DATA SHOWN →
════════════════

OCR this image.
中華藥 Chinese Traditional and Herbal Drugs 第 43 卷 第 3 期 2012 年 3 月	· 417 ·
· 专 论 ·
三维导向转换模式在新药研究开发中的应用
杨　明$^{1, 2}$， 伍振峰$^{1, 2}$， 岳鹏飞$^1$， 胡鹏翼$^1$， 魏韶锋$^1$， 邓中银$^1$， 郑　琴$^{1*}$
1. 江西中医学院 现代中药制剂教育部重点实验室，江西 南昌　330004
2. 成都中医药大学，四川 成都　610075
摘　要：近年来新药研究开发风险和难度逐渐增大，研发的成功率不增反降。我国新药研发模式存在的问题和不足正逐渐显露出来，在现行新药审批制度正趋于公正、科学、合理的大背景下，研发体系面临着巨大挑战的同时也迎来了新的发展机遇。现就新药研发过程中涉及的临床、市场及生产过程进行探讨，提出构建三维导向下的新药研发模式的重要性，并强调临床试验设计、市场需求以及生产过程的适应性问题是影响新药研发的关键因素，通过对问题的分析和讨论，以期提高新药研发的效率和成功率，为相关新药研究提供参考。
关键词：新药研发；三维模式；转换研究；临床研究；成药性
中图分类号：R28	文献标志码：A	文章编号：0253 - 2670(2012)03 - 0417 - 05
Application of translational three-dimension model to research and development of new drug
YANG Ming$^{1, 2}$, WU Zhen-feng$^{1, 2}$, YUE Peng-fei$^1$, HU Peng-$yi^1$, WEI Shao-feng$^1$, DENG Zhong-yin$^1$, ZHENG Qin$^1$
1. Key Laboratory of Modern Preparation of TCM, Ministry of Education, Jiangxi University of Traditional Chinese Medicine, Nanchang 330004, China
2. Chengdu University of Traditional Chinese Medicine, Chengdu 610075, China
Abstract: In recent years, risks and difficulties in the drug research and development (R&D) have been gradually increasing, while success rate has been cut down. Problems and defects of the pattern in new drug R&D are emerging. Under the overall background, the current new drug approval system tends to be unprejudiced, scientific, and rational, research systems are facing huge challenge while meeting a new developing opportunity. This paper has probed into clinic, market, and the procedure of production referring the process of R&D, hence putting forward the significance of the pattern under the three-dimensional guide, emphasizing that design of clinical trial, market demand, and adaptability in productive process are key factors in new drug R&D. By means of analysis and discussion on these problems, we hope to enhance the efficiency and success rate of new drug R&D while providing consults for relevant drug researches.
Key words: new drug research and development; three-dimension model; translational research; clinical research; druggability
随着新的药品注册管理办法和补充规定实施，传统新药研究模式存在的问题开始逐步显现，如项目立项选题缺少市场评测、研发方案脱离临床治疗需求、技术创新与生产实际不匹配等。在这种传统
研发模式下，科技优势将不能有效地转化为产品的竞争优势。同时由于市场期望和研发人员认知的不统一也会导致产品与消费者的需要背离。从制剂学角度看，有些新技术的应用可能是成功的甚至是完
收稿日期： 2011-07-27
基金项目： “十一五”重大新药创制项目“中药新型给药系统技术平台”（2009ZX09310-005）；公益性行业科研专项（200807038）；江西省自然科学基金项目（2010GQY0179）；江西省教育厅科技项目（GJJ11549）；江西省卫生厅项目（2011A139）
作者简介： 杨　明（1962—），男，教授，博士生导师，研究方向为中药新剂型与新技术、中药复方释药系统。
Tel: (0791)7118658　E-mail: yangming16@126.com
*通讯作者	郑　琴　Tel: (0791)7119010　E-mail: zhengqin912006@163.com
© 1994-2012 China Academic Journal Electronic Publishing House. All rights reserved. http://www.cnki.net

════════════════

WHAT YOU ARE ASKED TO DO →
Reproduce each record exactly, leaving nothing out.

PROBLEM SOLUTION →
OCR this image.
中華藥 Chinese Traditional and Herbal Drugs 第 43 卷 第 3 期 2012 年 3 月	· 417 ·
· 专 论 ·
三维导向转换模式在新药研究开发中的应用
杨　明$^{1, 2}$， 伍振峰$^{1, 2}$， 岳鹏飞$^1$， 胡鹏翼$^1$， 魏韶锋$^1$， 邓中银$^1$， 郑　琴$^{1*}$
1. 江西中医学院 现代中药制剂教育部重点实验室，江西 南昌　330004
2. 成都中医药大学，四川 成都　610075
摘　要：近年来新药研究开发风险和难度逐渐增大，研发的成功率不增反降。我国新药研发模式存在的问题和不足正逐渐显露出来，在现行新药审批制度正趋于公正、科学、合理的大背景下，研发体系面临着巨大挑战的同时也迎来了新的发展机遇。现就新药研发过程中涉及的临床、市场及生产过程进行探讨，提出构建三维导向下的新药研发模式的重要性，并强调临床试验设计、市场需求以及生产过程的适应性问题是影响新药研发的关键因素，通过对问题的分析和讨论，以期提高新药研发的效率和成功率，为相关新药研究提供参考。
关键词：新药研发；三维模式；转换研究；临床研究；成药性
中图分类号：R28	文献标志码：A	文章编号：0253 - 2670(2012)03 - 0417 - 05
Application of translational three-dimension model to research and development of new drug
YANG Ming$^{1, 2}$, WU Zhen-feng$^{1, 2}$, YUE Peng-fei$^1$, HU Peng-$yi^1$, WEI Shao-feng$^1$, DENG Zhong-yin$^1$, ZHENG Qin$^1$
1. Key Laboratory of Modern Preparation of TCM, Ministry of Education, Jiangxi University of Traditional Chinese Medicine, Nanchang 330004, China
2. Chengdu University of Traditional Chinese Medicine, Chengdu 610075, China
Abstract: In recent years, risks and difficulties in the drug research and development (R&D) have been gradually increasing, while success rate has been cut down. Problems and defects of the pattern in new drug R&D are emerging. Under the overall background, the current new drug approval system tends to be unprejudiced, scientific, and rational, research systems are facing huge challenge while meeting a new developing opportunity. This paper has probed into clinic, market, and the procedure of production referring the process of R&D, hence putting forward the significance of the pattern under the three-dimensional guide, emphasizing that design of clinical trial, market demand, and adaptability in productive process are key factors in new drug R&D. By means of analysis and discussion on these problems, we hope to enhance the efficiency and success rate of new drug R&D while providing consults for relevant drug researches.
Key words: new drug research and development; three-dimension model; translational research; clinical research; druggability
随着新的药品注册管理办法和补充规定实施，传统新药研究模式存在的问题开始逐步显现，如项目立项选题缺少市场评测、研发方案脱离临床治疗需求、技术创新与生产实际不匹配等。在这种传统
研发模式下，科技优势将不能有效地转化为产品的竞争优势。同时由于市场期望和研发人员认知的不统一也会导致产品与消费者的需要背离。从制剂学角度看，有些新技术的应用可能是成功的甚至是完
收稿日期： 2011-07-27
基金项目： “十一五”重大新药创制项目“中药新型给药系统技术平台”（2009ZX09310-005）；公益性行业科研专项（200807038）；江西省自然科学基金项目（2010GQY0179）；江西省教育厅科技项目（GJJ11549）；江西省卫生厅项目（2011A139）
作者简介： 杨　明（1962—），男，教授，博士生导师，研究方向为中药新剂型与新技术、中药复方释药系统。
Tel: (0791)7118658　E-mail: yangming16@126.com
*通讯作者	郑　琴　Tel: (0791)7119010　E-mail: zhengqin912006@163.com
© 1994-2012 China Academic Journal Electronic Publishing House. All rights reserved. http://www.cnki.net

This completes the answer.